OBJECTIVE:
Can all of these lines be returned exactly?

------------

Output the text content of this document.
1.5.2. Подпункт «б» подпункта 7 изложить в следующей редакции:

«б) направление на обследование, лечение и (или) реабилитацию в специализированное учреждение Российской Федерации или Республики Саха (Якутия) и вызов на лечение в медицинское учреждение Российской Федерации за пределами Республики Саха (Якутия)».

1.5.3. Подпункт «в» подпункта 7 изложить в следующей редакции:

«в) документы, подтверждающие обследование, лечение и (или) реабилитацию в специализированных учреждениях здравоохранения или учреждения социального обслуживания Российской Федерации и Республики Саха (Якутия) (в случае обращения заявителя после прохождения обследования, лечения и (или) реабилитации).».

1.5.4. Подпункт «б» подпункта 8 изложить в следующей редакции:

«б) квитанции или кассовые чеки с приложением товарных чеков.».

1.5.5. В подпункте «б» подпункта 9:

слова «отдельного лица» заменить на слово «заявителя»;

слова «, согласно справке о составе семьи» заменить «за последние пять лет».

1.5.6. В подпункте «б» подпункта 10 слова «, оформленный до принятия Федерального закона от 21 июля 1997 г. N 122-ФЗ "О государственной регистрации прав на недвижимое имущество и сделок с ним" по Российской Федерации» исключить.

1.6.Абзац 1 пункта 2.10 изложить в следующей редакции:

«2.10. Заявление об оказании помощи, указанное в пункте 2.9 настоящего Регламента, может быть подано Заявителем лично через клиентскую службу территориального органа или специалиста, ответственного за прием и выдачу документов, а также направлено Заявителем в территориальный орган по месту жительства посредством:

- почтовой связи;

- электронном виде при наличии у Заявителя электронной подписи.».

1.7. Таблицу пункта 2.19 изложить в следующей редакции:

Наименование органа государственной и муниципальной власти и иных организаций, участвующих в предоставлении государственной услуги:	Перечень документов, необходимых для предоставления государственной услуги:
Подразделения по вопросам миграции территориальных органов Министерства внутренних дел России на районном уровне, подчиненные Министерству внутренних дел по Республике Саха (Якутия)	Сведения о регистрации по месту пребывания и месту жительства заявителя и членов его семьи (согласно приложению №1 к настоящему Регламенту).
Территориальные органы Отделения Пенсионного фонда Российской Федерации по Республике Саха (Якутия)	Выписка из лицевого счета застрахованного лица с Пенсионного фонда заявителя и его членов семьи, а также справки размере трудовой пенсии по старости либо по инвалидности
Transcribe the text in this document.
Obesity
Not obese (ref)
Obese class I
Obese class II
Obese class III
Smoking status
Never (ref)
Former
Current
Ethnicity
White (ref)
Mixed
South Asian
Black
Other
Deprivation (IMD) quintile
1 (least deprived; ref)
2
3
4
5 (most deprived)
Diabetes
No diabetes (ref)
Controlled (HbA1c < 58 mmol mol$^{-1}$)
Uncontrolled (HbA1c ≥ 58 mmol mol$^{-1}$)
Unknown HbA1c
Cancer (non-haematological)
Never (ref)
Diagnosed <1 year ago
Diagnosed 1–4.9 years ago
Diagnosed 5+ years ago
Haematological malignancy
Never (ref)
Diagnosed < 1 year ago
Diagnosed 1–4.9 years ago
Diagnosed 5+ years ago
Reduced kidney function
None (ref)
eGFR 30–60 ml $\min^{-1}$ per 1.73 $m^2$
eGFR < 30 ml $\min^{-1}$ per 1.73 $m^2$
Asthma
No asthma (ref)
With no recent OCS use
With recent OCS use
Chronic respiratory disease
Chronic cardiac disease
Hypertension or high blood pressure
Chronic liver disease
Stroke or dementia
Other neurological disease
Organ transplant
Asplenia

------------

THE OUTPUT:
Output the text content of this document.
1.5.2. Подпункт «б» подпункта 7 изложить в следующей редакции:

«б) направление на обследование, лечение и (или) реабилитацию в специализированное учреждение Российской Федерации или Республики Саха (Якутия) и вызов на лечение в медицинское учреждение Российской Федерации за пределами Республики Саха (Якутия)».

1.5.3. Подпункт «в» подпункта 7 изложить в следующей редакции:

«в) документы, подтверждающие обследование, лечение и (или) реабилитацию в специализированных учреждениях здравоохранения или учреждения социального обслуживания Российской Федерации и Республики Саха (Якутия) (в случае обращения заявителя после прохождения обследования, лечения и (или) реабилитации).».

1.5.4. Подпункт «б» подпункта 8 изложить в следующей редакции:

«б) квитанции или кассовые чеки с приложением товарных чеков.».

1.5.5. В подпункте «б» подпункта 9:

слова «отдельного лица» заменить на слово «заявителя»;

слова «, согласно справке о составе семьи» заменить «за последние пять лет».

1.5.6. В подпункте «б» подпункта 10 слова «, оформленный до принятия Федерального закона от 21 июля 1997 г. N 122-ФЗ "О государственной регистрации прав на недвижимое имущество и сделок с ним" по Российской Федерации» исключить.

1.6.Абзац 1 пункта 2.10 изложить в следующей редакции:

«2.10. Заявление об оказании помощи, указанное в пункте 2.9 настоящего Регламента, может быть подано Заявителем лично через клиентскую службу территориального органа или специалиста, ответственного за прием и выдачу документов, а также направлено Заявителем в территориальный орган по месту жительства посредством:

- почтовой связи;

- электронном виде при наличии у Заявителя электронной подписи.».

1.7. Таблицу пункта 2.19 изложить в следующей редакции:

Наименование органа государственной и муниципальной власти и иных организаций, участвующих в предоставлении государственной услуги:	Перечень документов, необходимых для предоставления государственной услуги:
Подразделения по вопросам миграции территориальных органов Министерства внутренних дел России на районном уровне, подчиненные Министерству внутренних дел по Республике Саха (Якутия)	Сведения о регистрации по месту пребывания и месту жительства заявителя и членов его семьи (согласно приложению №1 к настоящему Регламенту).
Территориальные органы Отделения Пенсионного фонда Российской Федерации по Республике Саха (Якутия)	Выписка из лицевого счета застрахованного лица с Пенсионного фонда заявителя и его членов семьи, а также справки размере трудовой пенсии по старости либо по инвалидности
Transcribe the text in this document.
Obesity
Not obese (ref)
Obese class I
Obese class II
Obese class III
Smoking status
Never (ref)
Former
Current
Ethnicity
White (ref)
Mixed
South Asian
Black
Other
Deprivation (IMD) quintile
1 (least deprived; ref)
2
3
4
5 (most deprived)
Diabetes
No diabetes (ref)
Controlled (HbA1c < 58 mmol mol$^{-1}$)
Uncontrolled (HbA1c ≥ 58 mmol mol$^{-1}$)
Unknown HbA1c
Cancer (non-haematological)
Never (ref)
Diagnosed <1 year ago
Diagnosed 1–4.9 years ago
Diagnosed 5+ years ago
Haematological malignancy
Never (ref)
Diagnosed < 1 year ago
Diagnosed 1–4.9 years ago
Diagnosed 5+ years ago
Reduced kidney function
None (ref)
eGFR 30–60 ml $\min^{-1}$ per 1.73 $m^2$
eGFR < 30 ml $\min^{-1}$ per 1.73 $m^2$
Asthma
No asthma (ref)
With no recent OCS use
With recent OCS use
Chronic respiratory disease
Chronic cardiac disease
Hypertension or high blood pressure
Chronic liver disease
Stroke or dementia
Other neurological disease
Organ transplant
Asplenia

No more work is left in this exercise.